* [THE DATA]
──────────
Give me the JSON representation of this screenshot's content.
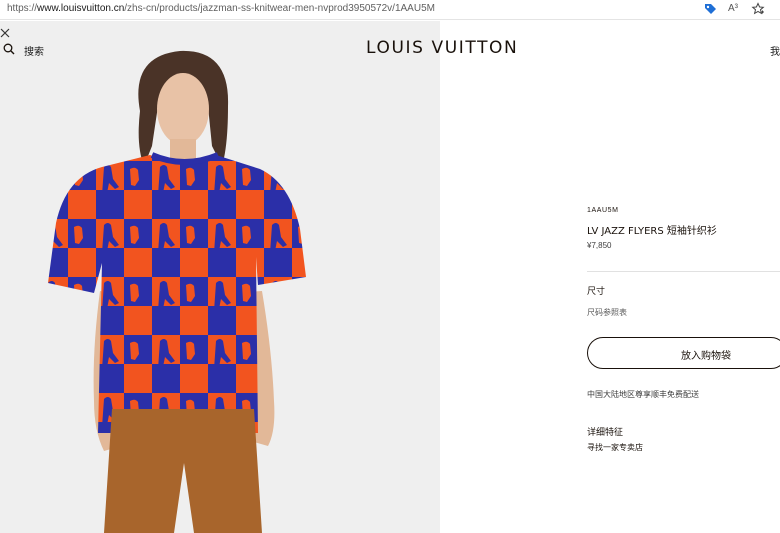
{
  "browser": {
    "url_prefix": "https://",
    "url_host": "www.louisvuitton.cn",
    "url_path": "/zhs-cn/products/jazzman-ss-knitwear-men-nvprod3950572v/1AAU5M",
    "read_aloud_label": "A³"
  },
  "header": {
    "search_label": "搜索",
    "logo_text": "LOUIS VUITTON",
    "account_label": "我"
  },
  "product": {
    "sku": "1AAU5M",
    "title": "LV JAZZ FLYERS 短袖针织衫",
    "price": "¥7,850",
    "size_label": "尺寸",
    "size_guide": "尺码参照表",
    "add_to_cart": "放入购物袋",
    "shipping_note": "中国大陆地区尊享顺丰免费配送",
    "details_label": "详细特征",
    "find_store": "寻找一家专卖店"
  },
  "colors": {
    "shirt_orange": "#f2541f",
    "shirt_blue": "#2b2fa8",
    "pants": "#a8652c",
    "text": "#19110b",
    "hero_bg": "#efefef",
    "tag_icon": "#1f6fd6"
  },
  "icons": [
    "close-icon",
    "search-icon",
    "tag-icon",
    "favorite-icon"
  ]
}
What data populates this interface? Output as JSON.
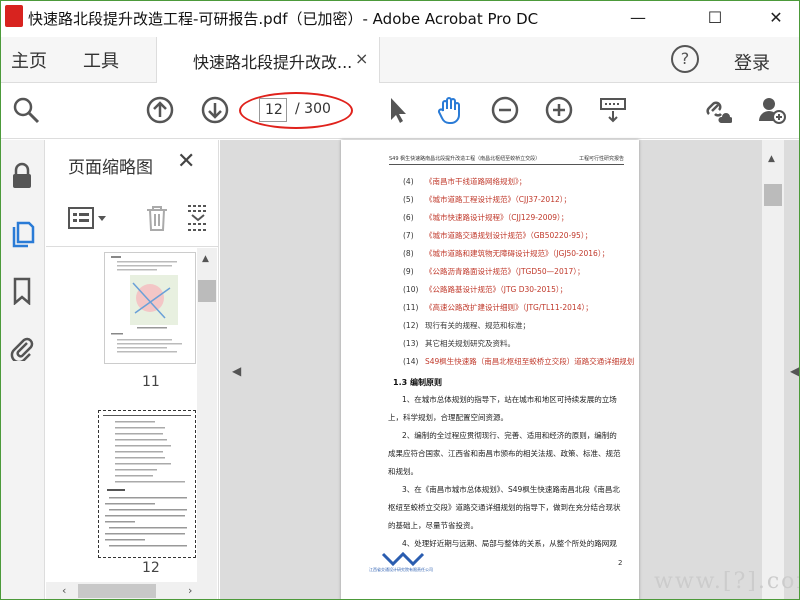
{
  "window": {
    "title": "快速路北段提升改造工程-可研报告.pdf（已加密）- Adobe Acrobat Pro DC",
    "minimize_glyph": "—",
    "maximize_glyph": "☐",
    "close_glyph": "✕"
  },
  "menu": {
    "home": "主页",
    "tools": "工具",
    "doc_tab": "快速路北段提升改改...",
    "doc_tab_close": "×",
    "help": "?",
    "login": "登录"
  },
  "toolbar": {
    "current_page": "12",
    "total_pages": "/ 300",
    "icons": [
      "zoom-search-icon",
      "prev-page-icon",
      "next-page-icon",
      "select-cursor-icon",
      "hand-tool-icon",
      "zoom-out-icon",
      "zoom-in-icon",
      "keyboard-icon",
      "share-link-icon",
      "add-user-icon"
    ]
  },
  "thumbnails": {
    "title": "页面缩略图",
    "close": "✕",
    "pages": [
      {
        "label": "11"
      },
      {
        "label": "12"
      }
    ]
  },
  "document": {
    "header_left": "S49 枫生快速路南昌北段提升改造工程（南昌北枢纽至蛟桥立交段）",
    "header_right": "工程可行性研究报告",
    "references": [
      {
        "num": "(4)",
        "text": "《南昌市干线道路网络规划》；"
      },
      {
        "num": "(5)",
        "text": "《城市道路工程设计规范》（CJJ37-2012）；"
      },
      {
        "num": "(6)",
        "text": "《城市快速路设计规程》（CJJ129-2009）；"
      },
      {
        "num": "(7)",
        "text": "《城市道路交通规划设计规范》（GB50220-95）；"
      },
      {
        "num": "(8)",
        "text": "《城市道路和建筑物无障碍设计规范》（JGJ50-2016）；"
      },
      {
        "num": "(9)",
        "text": "《公路沥青路面设计规范》（JTGD50—2017）；"
      },
      {
        "num": "(10)",
        "text": "《公路路基设计规范》（JTG D30-2015）；"
      },
      {
        "num": "(11)",
        "text": "《高速公路改扩建设计细则》（JTG/TL11-2014）；"
      },
      {
        "num": "(12)",
        "text": "现行有关的规程、规范和标准；"
      },
      {
        "num": "(13)",
        "text": "其它相关规划研究及资料。"
      },
      {
        "num": "(14)",
        "text": "S49枫生快速路（南昌北枢纽至蛟桥立交段）道路交通详细规划"
      }
    ],
    "section_title": "1.3 编制原则",
    "paragraphs": [
      "1、在城市总体规划的指导下，站在城市和地区可持续发展的立场上，科学规划，合理配置空间资源。",
      "2、编制的全过程应贯彻现行、完善、适用和经济的原则，编制的成果应符合国家、江西省和南昌市颁布的相关法规、政策、标准、规范和规划。",
      "3、在《南昌市城市总体规划》、S49枫生快速路南昌北段《南昌北枢纽至蛟桥立交段》道路交通详细规划的指导下，做到在充分结合现状的基础上，尽量节省投资。",
      "4、处理好近期与远期、局部与整体的关系，从整个所处的路网观"
    ],
    "page_number": "2",
    "footer_text": "江西省交通设计研究院有限责任公司"
  },
  "watermark": "www.[?].com"
}
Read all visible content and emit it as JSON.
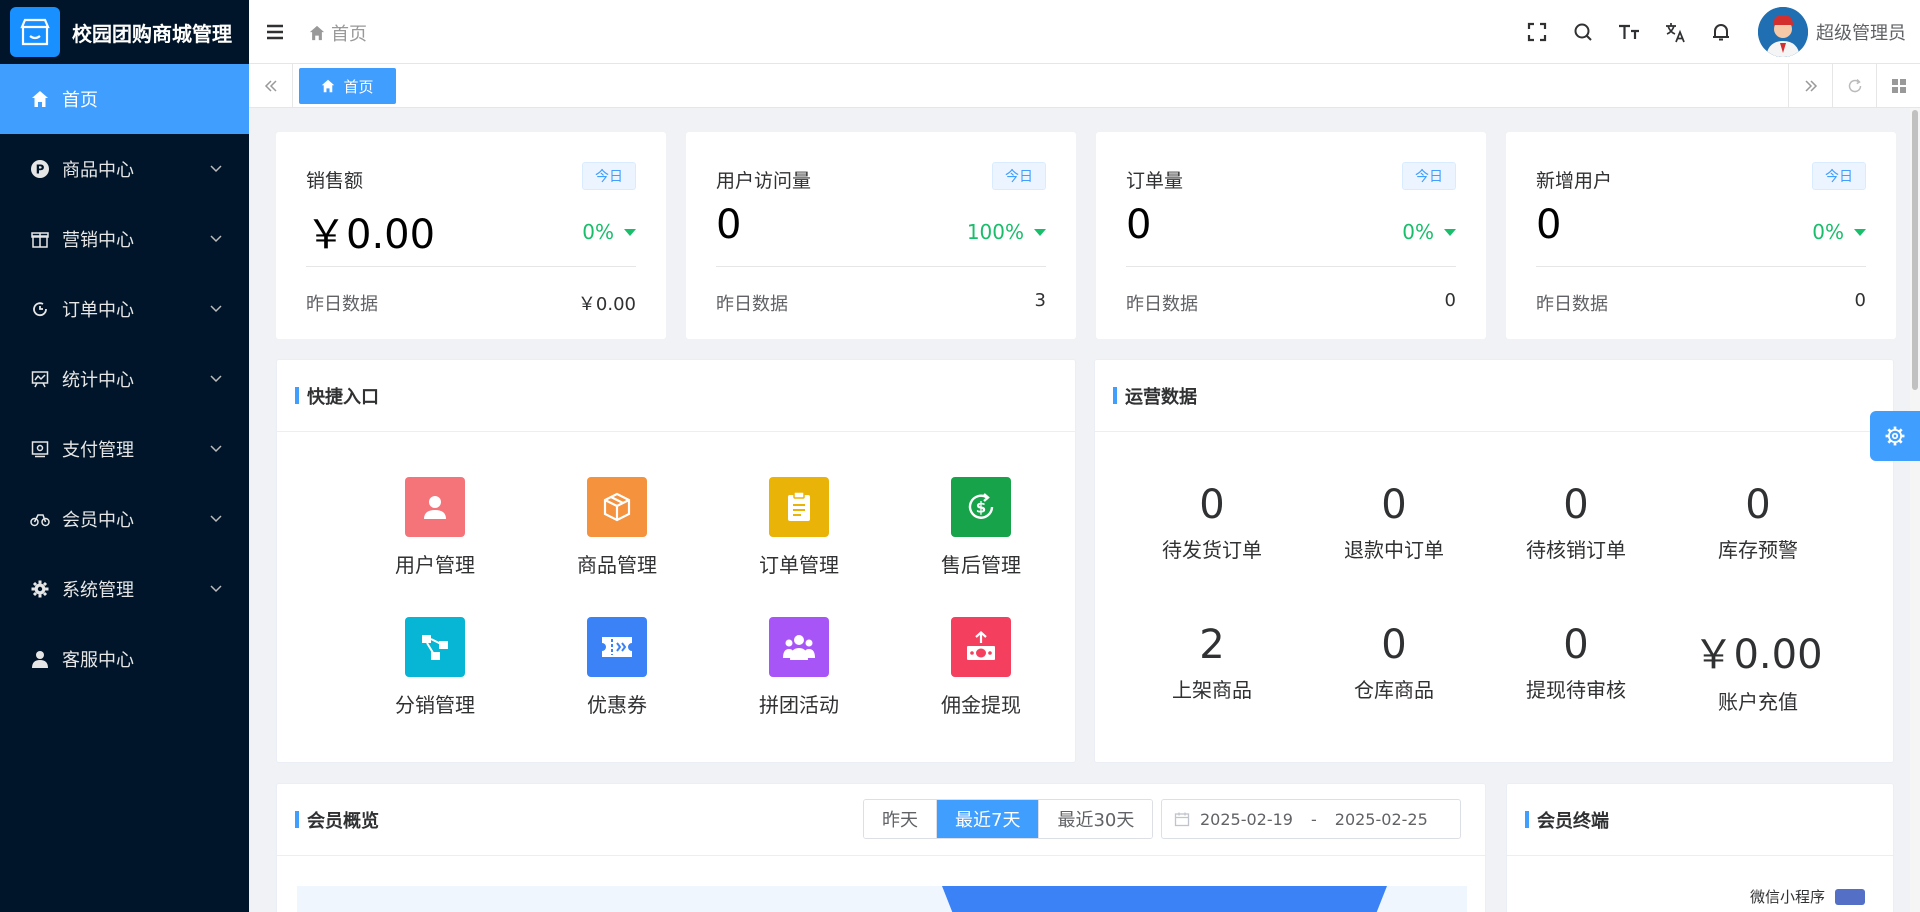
{
  "app": {
    "title": "校园团购商城管理"
  },
  "sidebar": {
    "items": [
      {
        "label": "首页",
        "icon": "home-icon",
        "active": true
      },
      {
        "label": "商品中心",
        "icon": "product-icon"
      },
      {
        "label": "营销中心",
        "icon": "marketing-icon"
      },
      {
        "label": "订单中心",
        "icon": "order-icon"
      },
      {
        "label": "统计中心",
        "icon": "stats-icon"
      },
      {
        "label": "支付管理",
        "icon": "payment-icon"
      },
      {
        "label": "会员中心",
        "icon": "member-icon"
      },
      {
        "label": "系统管理",
        "icon": "gear-icon"
      },
      {
        "label": "客服中心",
        "icon": "user-icon"
      }
    ]
  },
  "header": {
    "breadcrumb": "首页",
    "username": "超级管理员"
  },
  "tabs": {
    "active": "首页"
  },
  "stats": [
    {
      "label": "销售额",
      "badge": "今日",
      "value": "￥0.00",
      "pct": "0%",
      "foot_label": "昨日数据",
      "foot_value": "￥0.00"
    },
    {
      "label": "用户访问量",
      "badge": "今日",
      "value": "0",
      "pct": "100%",
      "foot_label": "昨日数据",
      "foot_value": "3"
    },
    {
      "label": "订单量",
      "badge": "今日",
      "value": "0",
      "pct": "0%",
      "foot_label": "昨日数据",
      "foot_value": "0"
    },
    {
      "label": "新增用户",
      "badge": "今日",
      "value": "0",
      "pct": "0%",
      "foot_label": "昨日数据",
      "foot_value": "0"
    }
  ],
  "quick": {
    "title": "快捷入口",
    "items": [
      {
        "label": "用户管理",
        "color": "#f4747a"
      },
      {
        "label": "商品管理",
        "color": "#f5923e"
      },
      {
        "label": "订单管理",
        "color": "#eab308"
      },
      {
        "label": "售后管理",
        "color": "#16a34a"
      },
      {
        "label": "分销管理",
        "color": "#06b6d4"
      },
      {
        "label": "优惠券",
        "color": "#3b82f6"
      },
      {
        "label": "拼团活动",
        "color": "#a855f7"
      },
      {
        "label": "佣金提现",
        "color": "#f43f5e"
      }
    ]
  },
  "ops": {
    "title": "运营数据",
    "items": [
      {
        "value": "0",
        "label": "待发货订单"
      },
      {
        "value": "0",
        "label": "退款中订单"
      },
      {
        "value": "0",
        "label": "待核销订单"
      },
      {
        "value": "0",
        "label": "库存预警"
      },
      {
        "value": "2",
        "label": "上架商品"
      },
      {
        "value": "0",
        "label": "仓库商品"
      },
      {
        "value": "0",
        "label": "提现待审核"
      },
      {
        "value": "￥0.00",
        "label": "账户充值"
      }
    ]
  },
  "member": {
    "title": "会员概览",
    "ranges": [
      "昨天",
      "最近7天",
      "最近30天"
    ],
    "active_range": "最近7天",
    "date_start": "2025-02-19",
    "date_sep": "-",
    "date_end": "2025-02-25"
  },
  "terminal": {
    "title": "会员终端",
    "legend": "微信小程序",
    "legend_color": "#5470c6"
  },
  "colors": {
    "accent": "#409eff",
    "sidebar_bg": "#001529",
    "up": "#19be6b"
  }
}
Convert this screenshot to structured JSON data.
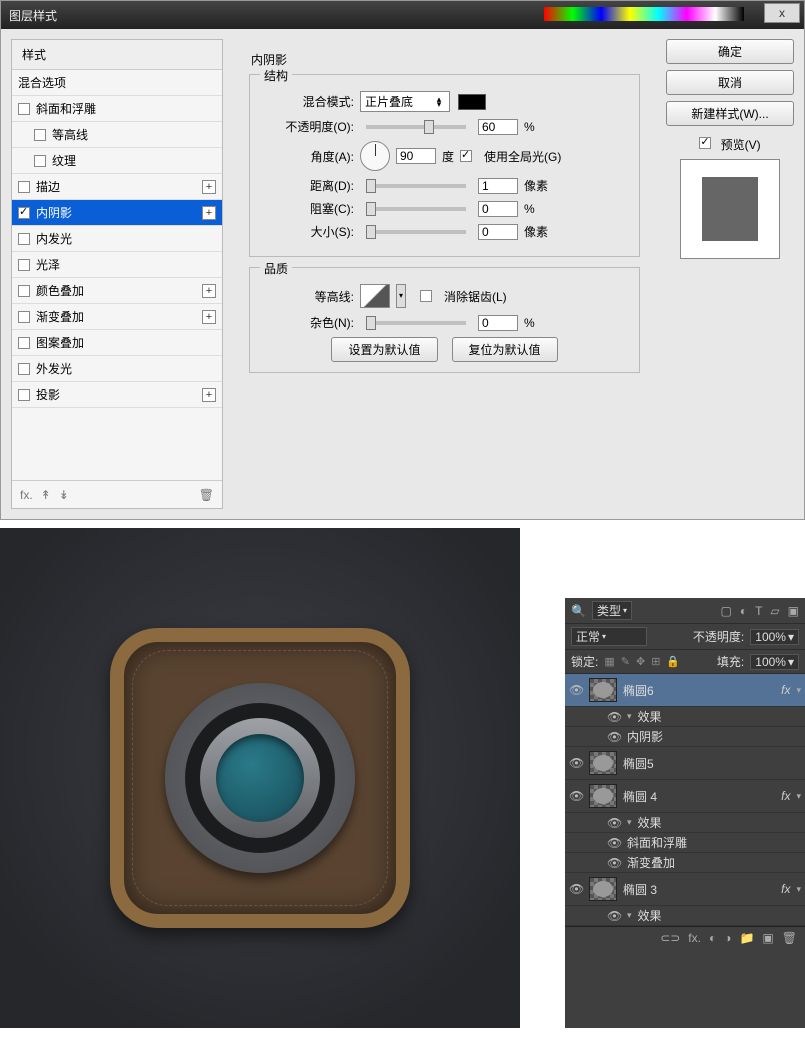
──────────
* [TO BE DONE]
Gather up, from the records above, each line where the word "screenshot" appears.

* [OUTPUT BELOW]
Give me the JSON representation of this screenshot's content.
Convert this screenshot to structured JSON data.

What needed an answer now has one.